**Problem requirements**
Please copy the listing that follows exactly, leaving out any pictures.

○ ○ ○ ○

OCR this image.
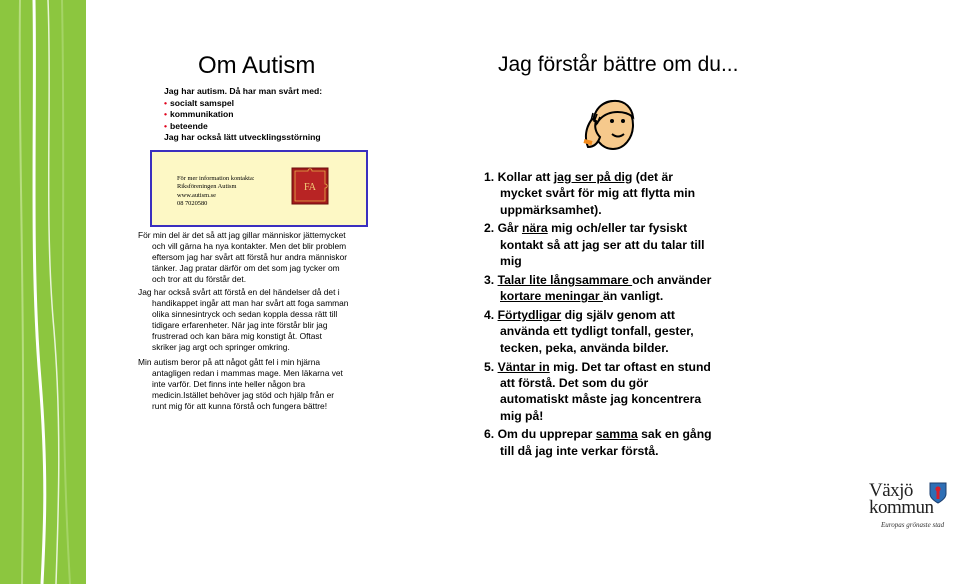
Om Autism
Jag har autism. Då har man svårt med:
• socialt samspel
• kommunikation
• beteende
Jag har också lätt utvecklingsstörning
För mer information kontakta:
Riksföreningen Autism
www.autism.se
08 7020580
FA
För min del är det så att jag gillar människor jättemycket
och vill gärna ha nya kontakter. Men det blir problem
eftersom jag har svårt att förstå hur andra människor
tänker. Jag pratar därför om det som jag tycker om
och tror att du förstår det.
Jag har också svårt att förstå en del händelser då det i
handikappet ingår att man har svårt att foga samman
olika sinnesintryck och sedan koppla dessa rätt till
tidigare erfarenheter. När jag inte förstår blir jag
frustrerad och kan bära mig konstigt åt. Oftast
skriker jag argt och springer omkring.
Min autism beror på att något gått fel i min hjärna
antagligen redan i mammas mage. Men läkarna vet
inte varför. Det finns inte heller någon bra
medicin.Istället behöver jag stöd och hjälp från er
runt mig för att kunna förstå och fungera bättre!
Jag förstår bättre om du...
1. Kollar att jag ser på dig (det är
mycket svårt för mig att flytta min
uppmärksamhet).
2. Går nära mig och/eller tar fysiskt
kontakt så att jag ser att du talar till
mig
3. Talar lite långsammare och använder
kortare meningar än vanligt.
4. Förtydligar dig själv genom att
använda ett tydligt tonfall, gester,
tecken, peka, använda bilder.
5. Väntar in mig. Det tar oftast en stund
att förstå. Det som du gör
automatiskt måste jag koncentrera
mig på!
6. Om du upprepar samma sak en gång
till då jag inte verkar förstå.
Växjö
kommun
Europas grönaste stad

○ ○ ○ ○

**Problem solution**
OCR this image.
Om Autism
Jag har autism. Då har man svårt med:
• socialt samspel
• kommunikation
• beteende
Jag har också lätt utvecklingsstörning
För mer information kontakta:
Riksföreningen Autism
www.autism.se
08 7020580
FA
För min del är det så att jag gillar människor jättemycket
och vill gärna ha nya kontakter. Men det blir problem
eftersom jag har svårt att förstå hur andra människor
tänker. Jag pratar därför om det som jag tycker om
och tror att du förstår det.
Jag har också svårt att förstå en del händelser då det i
handikappet ingår att man har svårt att foga samman
olika sinnesintryck och sedan koppla dessa rätt till
tidigare erfarenheter. När jag inte förstår blir jag
frustrerad och kan bära mig konstigt åt. Oftast
skriker jag argt och springer omkring.
Min autism beror på att något gått fel i min hjärna
antagligen redan i mammas mage. Men läkarna vet
inte varför. Det finns inte heller någon bra
medicin.Istället behöver jag stöd och hjälp från er
runt mig för att kunna förstå och fungera bättre!
Jag förstår bättre om du...
1. Kollar att jag ser på dig (det är
mycket svårt för mig att flytta min
uppmärksamhet).
2. Går nära mig och/eller tar fysiskt
kontakt så att jag ser att du talar till
mig
3. Talar lite långsammare och använder
kortare meningar än vanligt.
4. Förtydligar dig själv genom att
använda ett tydligt tonfall, gester,
tecken, peka, använda bilder.
5. Väntar in mig. Det tar oftast en stund
att förstå. Det som du gör
automatiskt måste jag koncentrera
mig på!
6. Om du upprepar samma sak en gång
till då jag inte verkar förstå.
Växjö
kommun
Europas grönaste stad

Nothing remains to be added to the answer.